##### TEXT PASSAGE #####
I did this yesterday and I am now watching videos on making silver nitrate and here silver crystals grow in the solution after a while.
When I go to my shop I hope I that does not happen because I didn't separate the dirt from the liquid


----------



## Harold_V

golddie said:


> Hi Harold
> The batch where I am processing silver polishing dirt and what I did was boil in nitric and water half half.I got a reddish color in the nitric.I wanted to know how many minutes should I have boiled this thing I did about 15 minutes is that good or should it be for longer time like 1 hour. Also once I do I siphon the liquid or do I filter and than I guess I will have to start the cementation process
> Thanks


There is no real way to determine if you have boiled long enough, although the addition of a little more nitric should make no difference. What that means is if you have already dissolved all the silver (which happens fast), when you add more nitric (an ounce for a liter of material is more than enough) and you don't get any more brown fumes, you can safely assume that you have. 

When you are confident you have dissolved all of the silver, you should then add water to the vessel, and stir well. That will dilute the solution, which, in turn, will prevent the formation of the silver nitrate crystals you have described. If they persist, use more water. I always used tap water, not caring if I created a little silver chloride, because all of my waste was further processed. If you prefer to not create any silver chloride, use distilled or deionized water. Stir well, allow to settle, then siphon the solution. Repeat with more water, until you get no reaction when testing the solution with a drop of HCl (test a sample, do not drop HCl in the solution). I suggest you filter only the solids, after you have siphoned off the bulk of the rinse solution. If you use an S&S Sharkskin, it's tough and will retain the processed dirt, yet allow fast filtration. If you try to filter the first solution, chances are VERY good it won't filter worth a damn. Do use a hose and siphon unless you have a lot of time to waste. 

The reddish color you speak of is likely the result of dissolving Tripoli, which is iron oxide. That is to be expected, and it's not much of a problem. Do test the solution with stannous chloride, however, in case some gold is present and has been dissolved. Stranger things have been known to happen.
#####
▶ [WHAT IS ASKED]:
A. From Harold_V's reply in the silver-refining thread, list every substance he says to add to the vessel, the solution, or a sample of it.
B. Write the next part of the silver-refining thread, picking up after its final sentence.
The listing that follows comes from a separate source and is not part of the silver-refining thread.
##### COLLECTED DATA #####
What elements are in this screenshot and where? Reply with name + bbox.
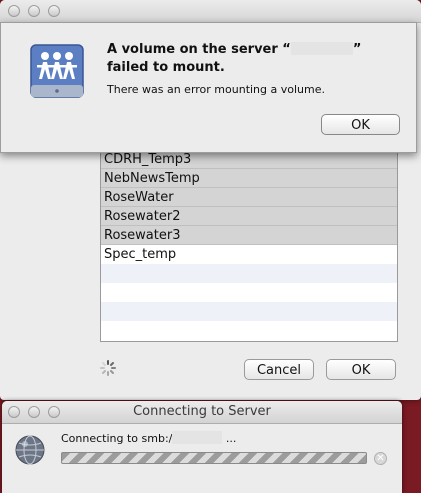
#####
▶ [ANSWERS GIVEN]:
A.
- A little more nitric (an ounce for a liter of material)
- Water (tap, distilled or deionized)
- A drop of HCl, added to a test sample
- Stannous chloride, to test the solution for gold

B.
Unless you are absolutely certain that this material does NOT contain gold, once you have rinsed out the silver, you would then go after any remaining values using AR. If you suspect that gold is present, I highly recommend you incinerate, then screen, then do an HCl wash before attempting to dissolve further values. That will insure that the solution will filter properly. Not following this process can result in a solution that refuses to filter.

In the end, in spite of your best efforts, the material will not be barren of values. I suggest you incinerate to expel traces of acids, then store them. If you accumulate enough of this type of waste, it can be submitted to a major refiner for further recovery, or it can be processed in a furnace. It's almost always worth the trouble, and can be the source of a nice sum of money. 

Harold


----------



## golddie

Hi Harold 
I have a few experiments going on so that we don't have a mix up I will concentrate on the 2 batches that are very similar.
Batch 5
This is silver bench filings 

Batch 3
This is silver polishing dirt 


http://goldrefiningforum.com/phpBB3/viewtopic.php?f=50&t=4767&hilit=Silver+Powder+in+Nitric+Acid&start=20


All the residue went to the bottom because I left it overnight, the red from the Tripoli went to the bottom 
also both solutions looked similar I was able to siphon successfully and I was tempted to mix them together and good thing I didn't because looks can be deceiving. 
For one thing yield form batch from the silver polishing dirt looked less than the other and also after a few hour 
of copper in this solution the color was different than the other.
I have left some copper in the 2 bathes so it stay there over the weekend 

On this page There is a green solution and the result from my 2 batches were very close to looking like that
before I placed in the copper pieces.Sorry for not being able to supply pictures this time around. 

I appreciate your help.


----------



## Oz

golddie said:


> Hi Harold
> I have a few experiments going on so that we don't have a mix up I will concentrate on the 2 batches that are very similar.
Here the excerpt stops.